Stored items:

--

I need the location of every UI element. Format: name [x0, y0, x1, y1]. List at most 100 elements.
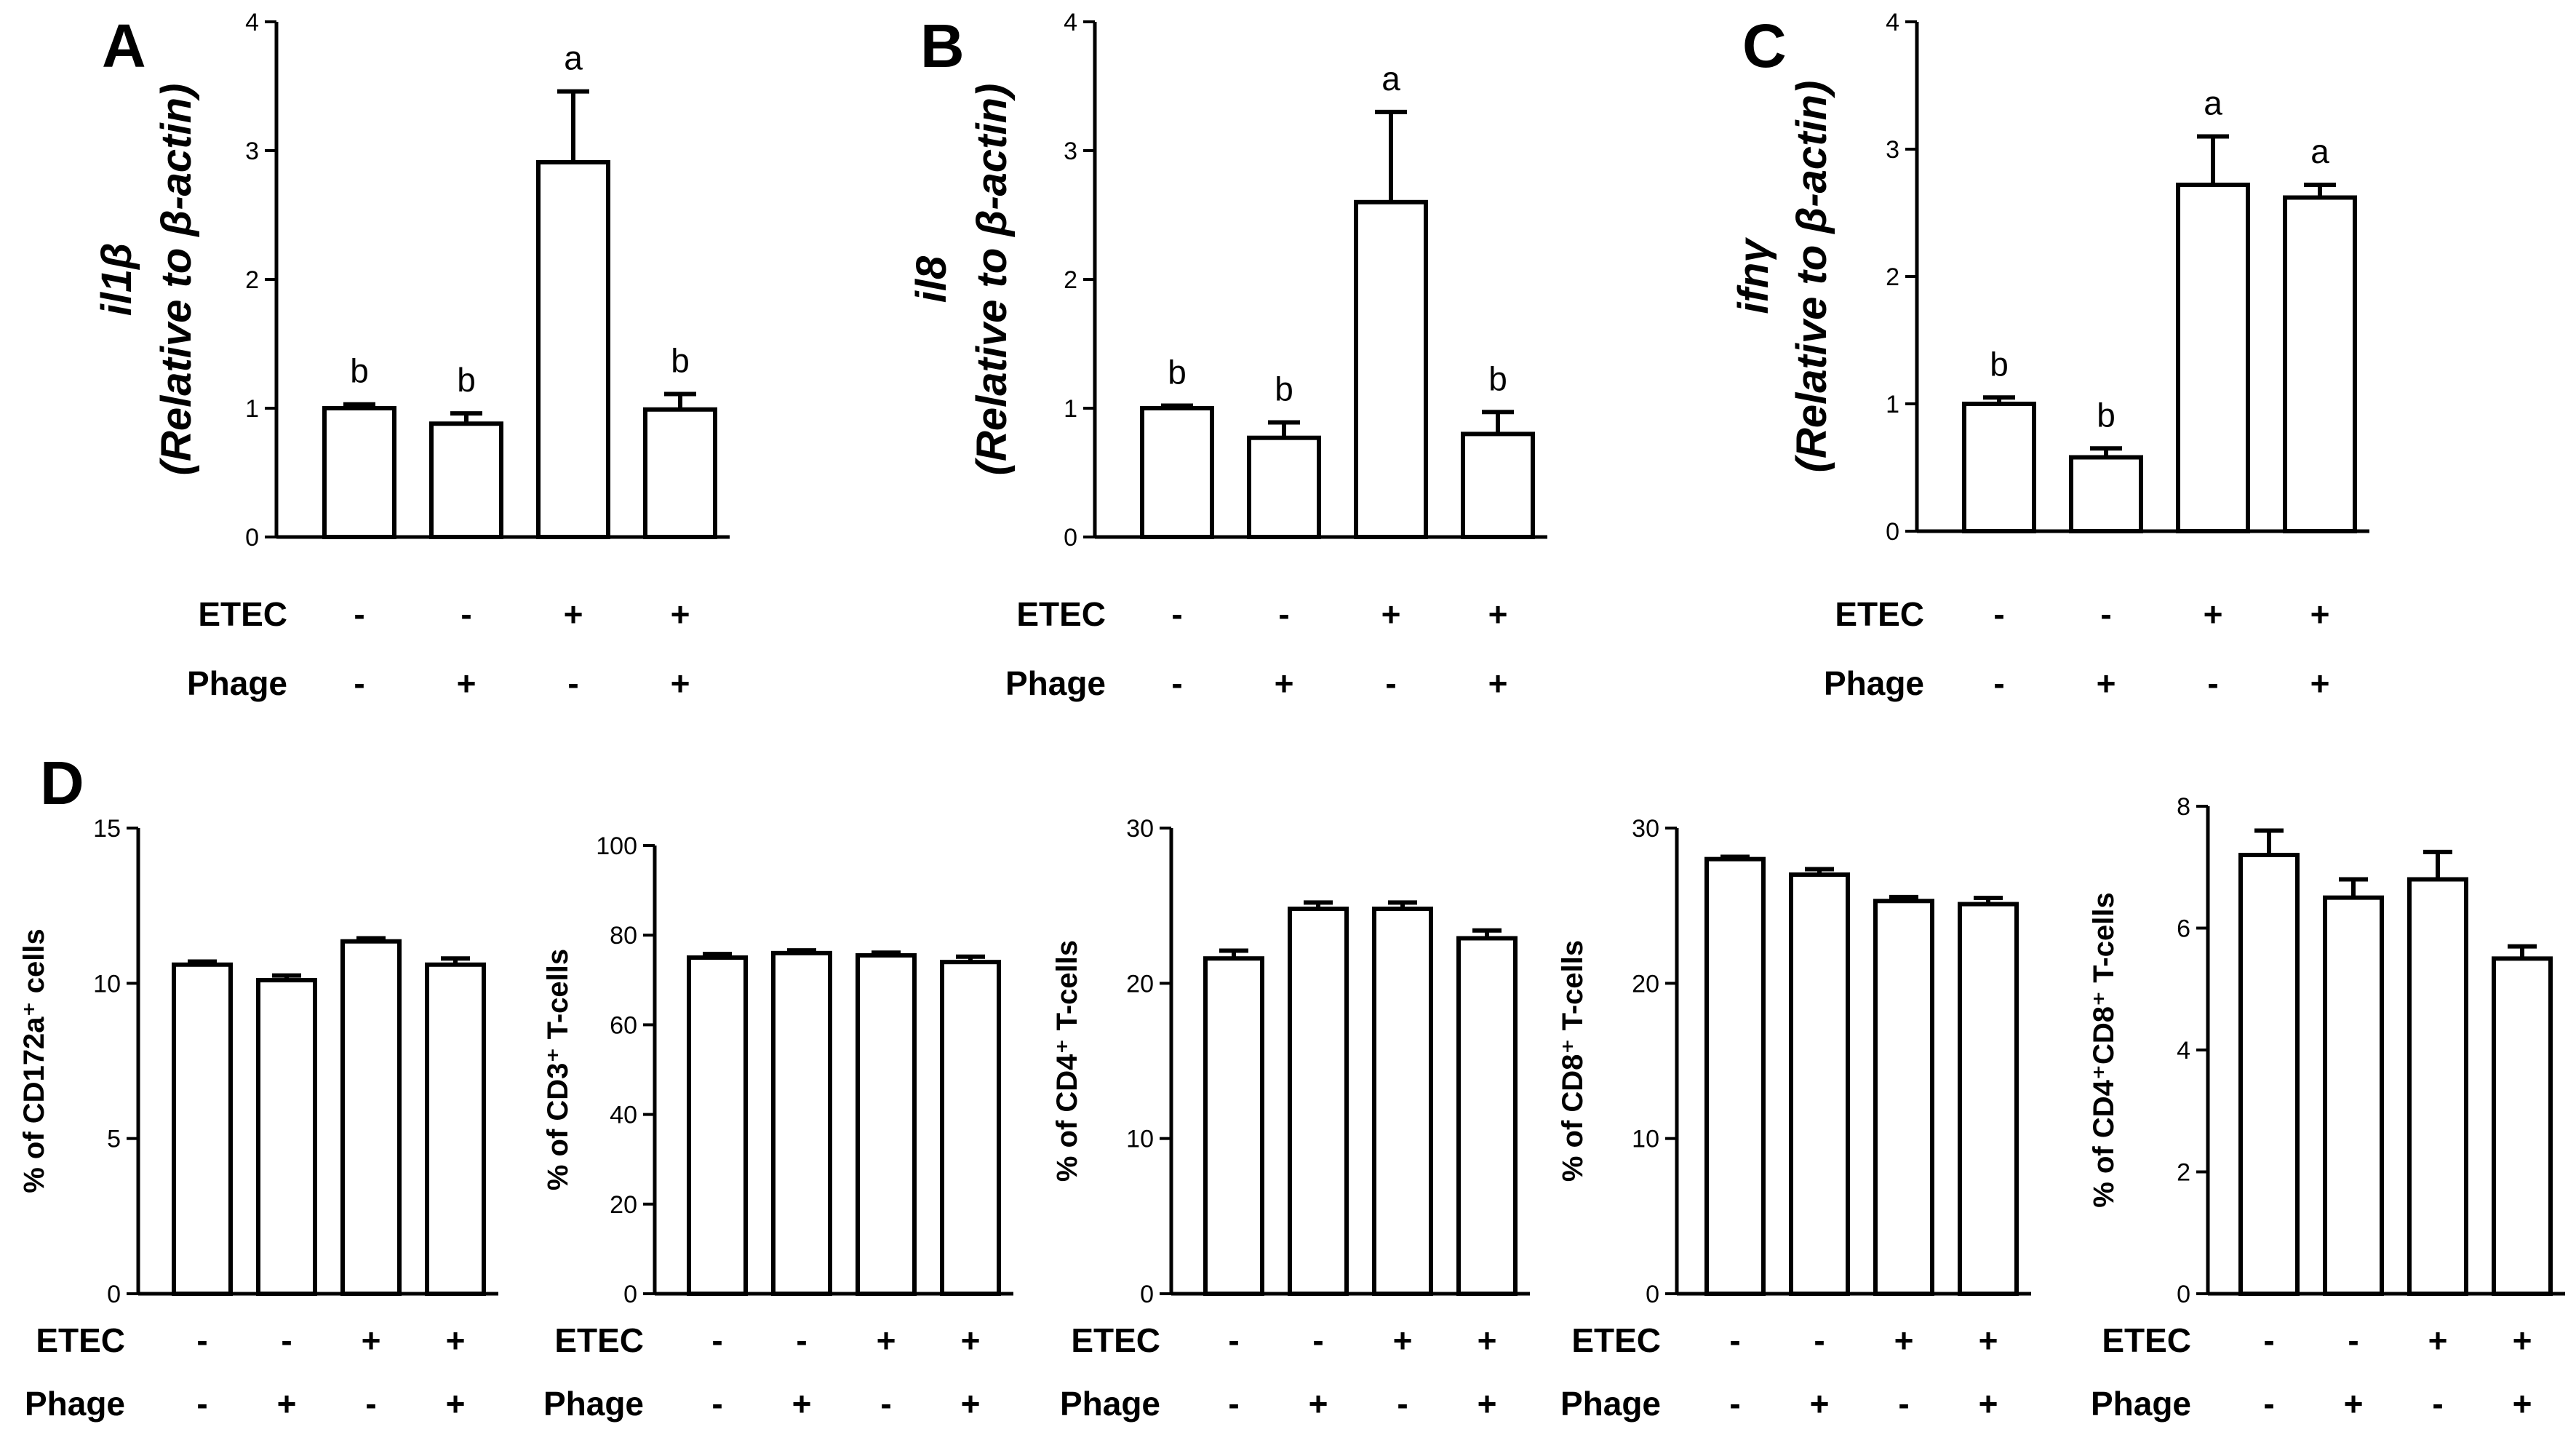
y-tick-label: 0 [2177, 1281, 2190, 1308]
phage-sign: - [1397, 1385, 1408, 1423]
phage-sign: - [1898, 1385, 1909, 1423]
phage-sign: + [1275, 664, 1294, 702]
etec-row-label: ETEC [1571, 1321, 1661, 1359]
bar [256, 978, 317, 1296]
phage-row-label: Phage [1060, 1385, 1160, 1423]
phage-row-label: Phage [1560, 1385, 1661, 1423]
phage-sign: - [1729, 1385, 1740, 1423]
etec-sign: + [2204, 595, 2223, 633]
phage-sign: - [1171, 664, 1182, 702]
etec-sign: + [2310, 595, 2330, 633]
bar [2176, 183, 2250, 533]
y-tick-label: 80 [610, 922, 637, 950]
significance-letter: b [1168, 353, 1187, 391]
y-tick-label: 0 [623, 1281, 637, 1308]
phage-sign: - [2432, 1385, 2443, 1423]
y-tick-label: 40 [610, 1102, 637, 1129]
bar [1247, 435, 1321, 540]
phage-sign: - [354, 664, 364, 702]
bar [1704, 856, 1766, 1296]
y-tick-label: 0 [1064, 524, 1077, 552]
etec-sign: - [2100, 595, 2111, 633]
y-tick-label: 1 [1886, 391, 1899, 418]
y-axis-label: (Relative to β-actin) [968, 84, 1016, 476]
y-tick-label: 4 [1064, 9, 1077, 36]
phage-sign: - [1228, 1385, 1239, 1423]
y-tick-label: 2 [2177, 1159, 2190, 1187]
bar [2492, 956, 2553, 1296]
y-tick-label: 2 [1886, 263, 1899, 291]
etec-sign: + [1381, 595, 1401, 633]
etec-sign: - [1278, 595, 1289, 633]
bar [940, 960, 1001, 1297]
phage-sign: + [1979, 1385, 1998, 1423]
panel-letter: B [920, 12, 965, 80]
phage-sign: + [277, 1385, 297, 1423]
bar [2238, 853, 2300, 1296]
y-axis-label: % of CD4⁺CD8⁺ T-cells [2088, 892, 2120, 1207]
etec-sign: + [1894, 1321, 1914, 1359]
phage-sign: + [1488, 664, 1508, 702]
phage-sign: - [196, 1385, 207, 1423]
y-tick-label: 60 [610, 1011, 637, 1039]
etec-sign: + [1488, 595, 1508, 633]
y-tick-label: 3 [1064, 138, 1077, 165]
bar [425, 962, 486, 1296]
significance-letter: b [1488, 359, 1507, 397]
y-tick-label: 5 [107, 1126, 121, 1153]
phage-sign: - [567, 664, 578, 702]
etec-row-label: ETEC [36, 1321, 125, 1359]
significance-letter: a [1381, 60, 1400, 98]
etec-sign: - [1171, 595, 1182, 633]
phage-sign: + [792, 1385, 812, 1423]
bar [2069, 455, 2143, 533]
y-tick-label: 0 [245, 524, 259, 552]
bar [1461, 431, 1535, 540]
y-tick-label: 2 [1064, 266, 1077, 294]
etec-sign: - [1312, 1321, 1323, 1359]
bar [340, 939, 402, 1296]
significance-letter: b [1275, 370, 1293, 407]
y-tick-label: 6 [2177, 915, 2190, 943]
y-tick-label: 3 [1886, 136, 1899, 164]
y-axis-gene-label: il8 [908, 255, 955, 303]
chart-panel-D2: 0 20 40 60 80 100 % of CD3⁺ T-cells ETEC Phage - -… [542, 832, 1013, 1423]
etec-sign: - [2348, 1321, 2358, 1359]
bar [1789, 872, 1850, 1296]
etec-sign: + [2428, 1321, 2448, 1359]
phage-sign: + [2344, 1385, 2364, 1423]
y-tick-label: 10 [1126, 1126, 1154, 1153]
phage-sign: - [711, 1385, 722, 1423]
significance-letter: b [671, 342, 690, 380]
y-tick-label: 15 [93, 815, 121, 843]
etec-sign: - [1814, 1321, 1825, 1359]
phage-row-label: Phage [25, 1385, 125, 1423]
etec-row-label: ETEC [554, 1321, 644, 1359]
phage-sign: - [365, 1385, 376, 1423]
chart-panel-D1: D 0 5 10 15 % of CD172a⁺ cells ETEC Phage - - + + - +… [18, 749, 498, 1423]
y-tick-label: 2 [245, 266, 259, 294]
bar [1958, 902, 2019, 1296]
etec-row-label: ETEC [1835, 595, 1924, 633]
etec-sign: - [354, 595, 364, 633]
bar [2323, 895, 2384, 1296]
bar [1140, 406, 1214, 539]
phage-sign: - [2263, 1385, 2274, 1423]
y-tick-label: 1 [245, 395, 259, 423]
bar [687, 955, 748, 1296]
chart-panel-A: A 0 1 2 3 4 b b a b il1β (Relative to β-actin) ETEC P… [93, 9, 730, 702]
y-tick-label: 4 [245, 9, 259, 36]
y-tick-label: 4 [2177, 1037, 2190, 1065]
phage-sign: - [1385, 664, 1396, 702]
etec-sign: + [1478, 1321, 1497, 1359]
y-axis-gene-label: ifnγ [1730, 237, 1777, 314]
bar [2283, 195, 2357, 533]
phage-sign: + [457, 664, 476, 702]
etec-sign: - [2263, 1321, 2274, 1359]
bar [1354, 199, 1428, 539]
y-tick-label: 0 [1140, 1281, 1154, 1308]
etec-sign: - [711, 1321, 722, 1359]
chart-panel-D3: 0 10 20 30 % of CD4⁺ T-cells ETEC Phage - - + + - + -… [1051, 815, 1530, 1423]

--

Return each full line of the entries that contains the word "axis".

y-axis-label: (Relative to β-actin) [968, 84, 1016, 476]
y-axis-label: % of CD4⁺CD8⁺ T-cells [2088, 892, 2120, 1207]
y-axis-gene-label: il8 [908, 255, 955, 303]
y-axis-gene-label: ifnγ [1730, 237, 1777, 314]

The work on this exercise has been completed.